* Short problem
Repeat the material verbatim and drop the pictures.

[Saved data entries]
>> Start

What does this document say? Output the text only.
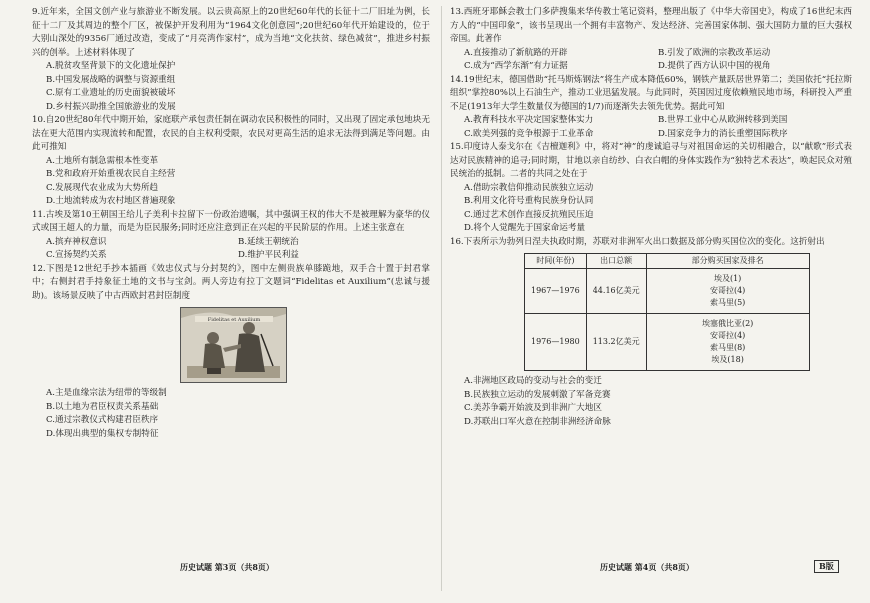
9.近年来，全国文创产业与旅游业不断发展。以云贵高原上的20世纪60年代的长征十二厂旧址为例，长征十二厂及其周边的整个厂区，被保护开发利用为“1964文化创意园”;20世纪60年代开始建设的，位于大别山深处的9356厂通过改造，变成了“月亮湾作家村”，成为当地“文化扶贫、绿色减贫”，推进乡村振兴的创举。上述材料体现了

A.脱贫攻坚背景下的文化遗址保护

B.中国发展战略的调整与资源重组

C.原有工业遗址的历史面貌被破坏

D.乡村振兴助推全国旅游业的发展

10.自20世纪80年代中期开始，家庭联产承包责任制在调动农民积极性的同时，又出现了固定承包地块无法在更大范围内实现流转和配置，农民的自主权利受限，农民对更高生活的追求无法得到满足等问题。由此可推知

A.土地所有制急需根本性变革

B.党和政府开始重视农民自主经营

C.发展现代农业成为大势所趋

D.土地流转成为农村地区普遍现象

11.古埃及第10王朝国王给儿子美利卡拉留下一份政治遗嘱，其中强调王权的伟大不是被理解为豪华的仪式或国王超人的力量，而是为臣民服务;同时还应注意到正在兴起的平民阶层的作用。上述主张意在

A.摈弃神权意识	B.延续王朝统治
C.宣扬契约关系	D.维护平民利益

12.下图是12世纪手抄本插画《效忠仪式与分封契约》，图中左侧贵族单膝跪地，双手合十置于封君掌中；右侧封君手持象征土地的文书与宝剑。两人旁边有拉丁文题词“Fidelitas et Auxilium”(忠诚与援助)。该场景反映了中古西欧封君封臣制度

Fidelitas et Auxilium

A.主是血缘宗法为纽带的等级制

B.以土地为君臣权责关系基础

C.通过宗教仪式构建君臣秩序

D.体现出典型的集权专制特征

13.西班牙耶稣会教士门多萨搜集来华传教士笔记资料，整理出版了《中华大帝国史》，构成了16世纪末西方人的“中国印象”，该书呈现出一个拥有丰富物产、发达经济、完善国家体制、强大国防力量的巨大强权帝国。此著作

A.直接推动了新航路的开辟	B.引发了欧洲的宗教改革运动
C.成为“西学东渐”有力证据	D.提供了西方认识中国的视角

14.19世纪末，德国借助“托马斯炼钢法”将生产成本降低60%，钢铁产量跃居世界第二；美国依托“托拉斯组织”掌控80%以上石油生产，推动工业迅猛发展。与此同时，英国因过度依赖殖民地市场，科研投入严重不足(1913年大学生数量仅为德国的1/7)而逐渐失去领先优势。据此可知

A.教育科技水平决定国家整体实力	B.世界工业中心从欧洲转移到美国
C.欧美列强的竞争根源于工业革命	D.国家竞争力的消长重塑国际秩序

15.印度诗人泰戈尔在《吉檀迦利》中，将对“神”的虔诚追寻与对祖国命运的关切相融合，以“献歌”形式表达对民族精神的追寻;同时期，甘地以亲自纺纱、白衣白帽的身体实践作为“独特艺术表达”，唤起民众对殖民统治的抵制。二者的共同之处在于

A.借助宗教信仰推动民族独立运动

B.利用文化符号重构民族身份认同

C.通过艺术创作直接反抗殖民压迫

D.将个人觉醒先于国家命运考量

16.下表所示为勃列日涅夫执政时期，苏联对非洲军火出口数据及部分购买国位次的变化。这折射出

时间(年份)	出口总额	部分购买国家及排名
1967—1976	44.16亿美元	埃及(1)
安哥拉(4)
索马里(5)

1976—1980	113.2亿美元	埃塞俄比亚(2)
安哥拉(4)
索马里(8)
埃及(18)

A.非洲地区政局的变动与社会的变迁

B.民族独立运动的发展刺激了军备竞赛

C.美苏争霸开始波及到非洲广大地区

D.苏联出口军火意在控制非洲经济命脉

历史试题 第3页（共8页）	历史试题 第4页（共8页）	B版
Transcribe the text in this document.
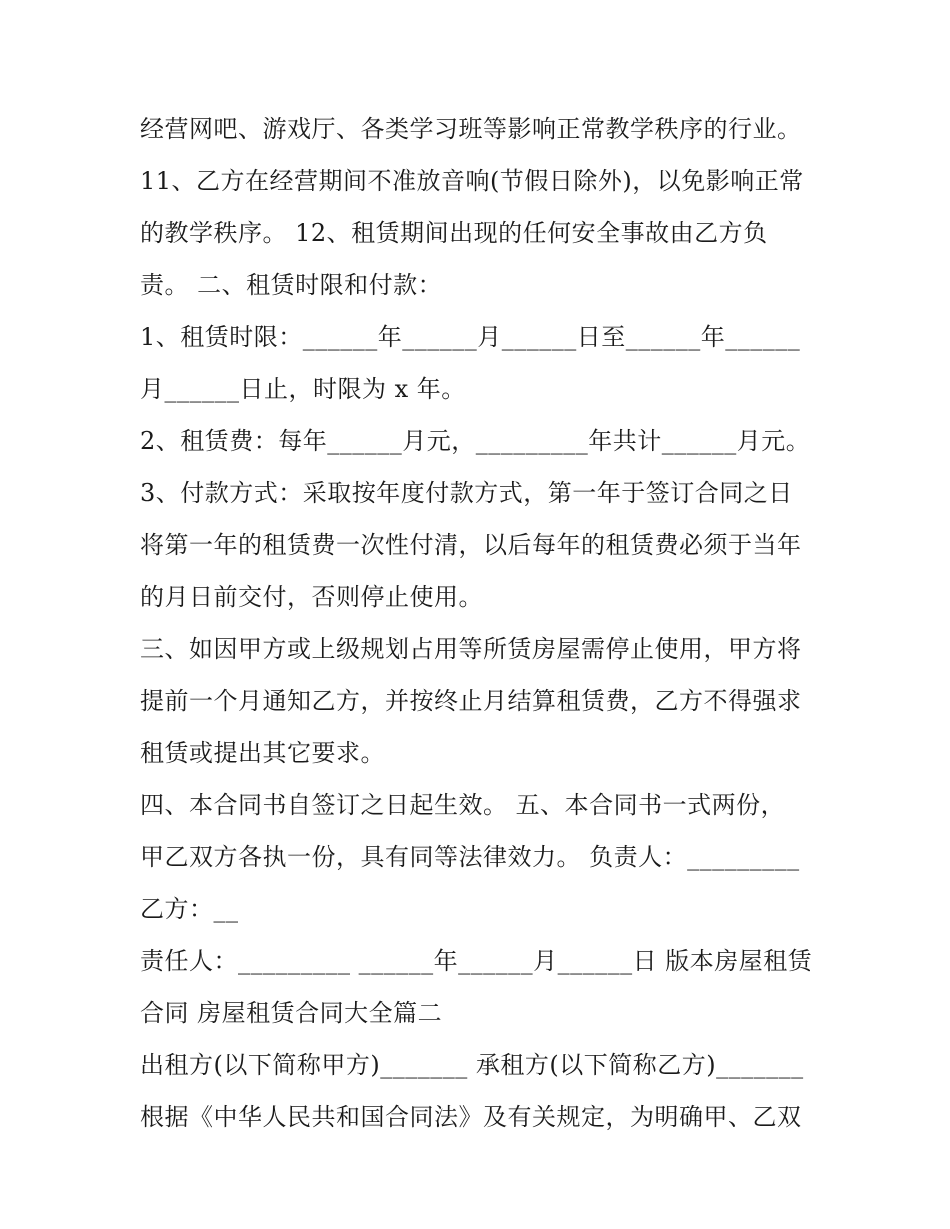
经营网吧、游戏厅、各类学习班等影响正常教学秩序的行业。
11、乙方在经营期间不准放音响(节假日除外)，以免影响正常
的教学秩序。 12、租赁期间出现的任何安全事故由乙方负
责。 二、租赁时限和付款：
1、租赁时限：______年______月______日至______年______
月______日止，时限为 x 年。
2、租赁费：每年______月元，_________年共计______月元。
3、付款方式：采取按年度付款方式，第一年于签订合同之日
将第一年的租赁费一次性付清，以后每年的租赁费必须于当年
的月日前交付，否则停止使用。
三、如因甲方或上级规划占用等所赁房屋需停止使用，甲方将
提前一个月通知乙方，并按终止月结算租赁费，乙方不得强求
租赁或提出其它要求。
四、本合同书自签订之日起生效。 五、本合同书一式两份，
甲乙双方各执一份，具有同等法律效力。 负责人：_________
乙方：__
责任人：_________ ______年______月______日 版本房屋租赁
合同 房屋租赁合同大全篇二
出租方(以下简称甲方)_______ 承租方(以下简称乙方)_______
根据《中华人民共和国合同法》及有关规定，为明确甲、乙双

>> End

* Solution for this task
What does this document say? Output the text only.
9.近年来，全国文创产业与旅游业不断发展。以云贵高原上的20世纪60年代的长征十二厂旧址为例，长征十二厂及其周边的整个厂区，被保护开发利用为“1964文化创意园”;20世纪60年代开始建设的，位于大别山深处的9356厂通过改造，变成了“月亮湾作家村”，成为当地“文化扶贫、绿色减贫”，推进乡村振兴的创举。上述材料体现了

A.脱贫攻坚背景下的文化遗址保护

B.中国发展战略的调整与资源重组

C.原有工业遗址的历史面貌被破坏

D.乡村振兴助推全国旅游业的发展

10.自20世纪80年代中期开始，家庭联产承包责任制在调动农民积极性的同时，又出现了固定承包地块无法在更大范围内实现流转和配置，农民的自主权利受限，农民对更高生活的追求无法得到满足等问题。由此可推知

A.土地所有制急需根本性变革

B.党和政府开始重视农民自主经营

C.发展现代农业成为大势所趋

D.土地流转成为农村地区普遍现象

11.古埃及第10王朝国王给儿子美利卡拉留下一份政治遗嘱，其中强调王权的伟大不是被理解为豪华的仪式或国王超人的力量，而是为臣民服务;同时还应注意到正在兴起的平民阶层的作用。上述主张意在

A.摈弃神权意识	B.延续王朝统治
C.宣扬契约关系	D.维护平民利益

12.下图是12世纪手抄本插画《效忠仪式与分封契约》，图中左侧贵族单膝跪地，双手合十置于封君掌中；右侧封君手持象征土地的文书与宝剑。两人旁边有拉丁文题词“Fidelitas et Auxilium”(忠诚与援助)。该场景反映了中古西欧封君封臣制度

Fidelitas et Auxilium

A.主是血缘宗法为纽带的等级制

B.以土地为君臣权责关系基础

C.通过宗教仪式构建君臣秩序

D.体现出典型的集权专制特征

13.西班牙耶稣会教士门多萨搜集来华传教士笔记资料，整理出版了《中华大帝国史》，构成了16世纪末西方人的“中国印象”，该书呈现出一个拥有丰富物产、发达经济、完善国家体制、强大国防力量的巨大强权帝国。此著作

A.直接推动了新航路的开辟	B.引发了欧洲的宗教改革运动
C.成为“西学东渐”有力证据	D.提供了西方认识中国的视角

14.19世纪末，德国借助“托马斯炼钢法”将生产成本降低60%，钢铁产量跃居世界第二；美国依托“托拉斯组织”掌控80%以上石油生产，推动工业迅猛发展。与此同时，英国因过度依赖殖民地市场，科研投入严重不足(1913年大学生数量仅为德国的1/7)而逐渐失去领先优势。据此可知

A.教育科技水平决定国家整体实力	B.世界工业中心从欧洲转移到美国
C.欧美列强的竞争根源于工业革命	D.国家竞争力的消长重塑国际秩序

15.印度诗人泰戈尔在《吉檀迦利》中，将对“神”的虔诚追寻与对祖国命运的关切相融合，以“献歌”形式表达对民族精神的追寻;同时期，甘地以亲自纺纱、白衣白帽的身体实践作为“独特艺术表达”，唤起民众对殖民统治的抵制。二者的共同之处在于

A.借助宗教信仰推动民族独立运动

B.利用文化符号重构民族身份认同

C.通过艺术创作直接反抗殖民压迫

D.将个人觉醒先于国家命运考量

16.下表所示为勃列日涅夫执政时期，苏联对非洲军火出口数据及部分购买国位次的变化。这折射出

时间(年份)	出口总额	部分购买国家及排名
1967—1976	44.16亿美元	埃及(1)
安哥拉(4)
索马里(5)

1976—1980	113.2亿美元	埃塞俄比亚(2)
安哥拉(4)
索马里(8)
埃及(18)

A.非洲地区政局的变动与社会的变迁

B.民族独立运动的发展刺激了军备竞赛

C.美苏争霸开始波及到非洲广大地区

D.苏联出口军火意在控制非洲经济命脉

历史试题 第3页（共8页）	历史试题 第4页（共8页）	B版
Transcribe the text in this document.
经营网吧、游戏厅、各类学习班等影响正常教学秩序的行业。
11、乙方在经营期间不准放音响(节假日除外)，以免影响正常
的教学秩序。 12、租赁期间出现的任何安全事故由乙方负
责。 二、租赁时限和付款：
1、租赁时限：______年______月______日至______年______
月______日止，时限为 x 年。
2、租赁费：每年______月元，_________年共计______月元。
3、付款方式：采取按年度付款方式，第一年于签订合同之日
将第一年的租赁费一次性付清，以后每年的租赁费必须于当年
的月日前交付，否则停止使用。
三、如因甲方或上级规划占用等所赁房屋需停止使用，甲方将
提前一个月通知乙方，并按终止月结算租赁费，乙方不得强求
租赁或提出其它要求。
四、本合同书自签订之日起生效。 五、本合同书一式两份，
甲乙双方各执一份，具有同等法律效力。 负责人：_________
乙方：__
责任人：_________ ______年______月______日 版本房屋租赁
合同 房屋租赁合同大全篇二
出租方(以下简称甲方)_______ 承租方(以下简称乙方)_______
根据《中华人民共和国合同法》及有关规定，为明确甲、乙双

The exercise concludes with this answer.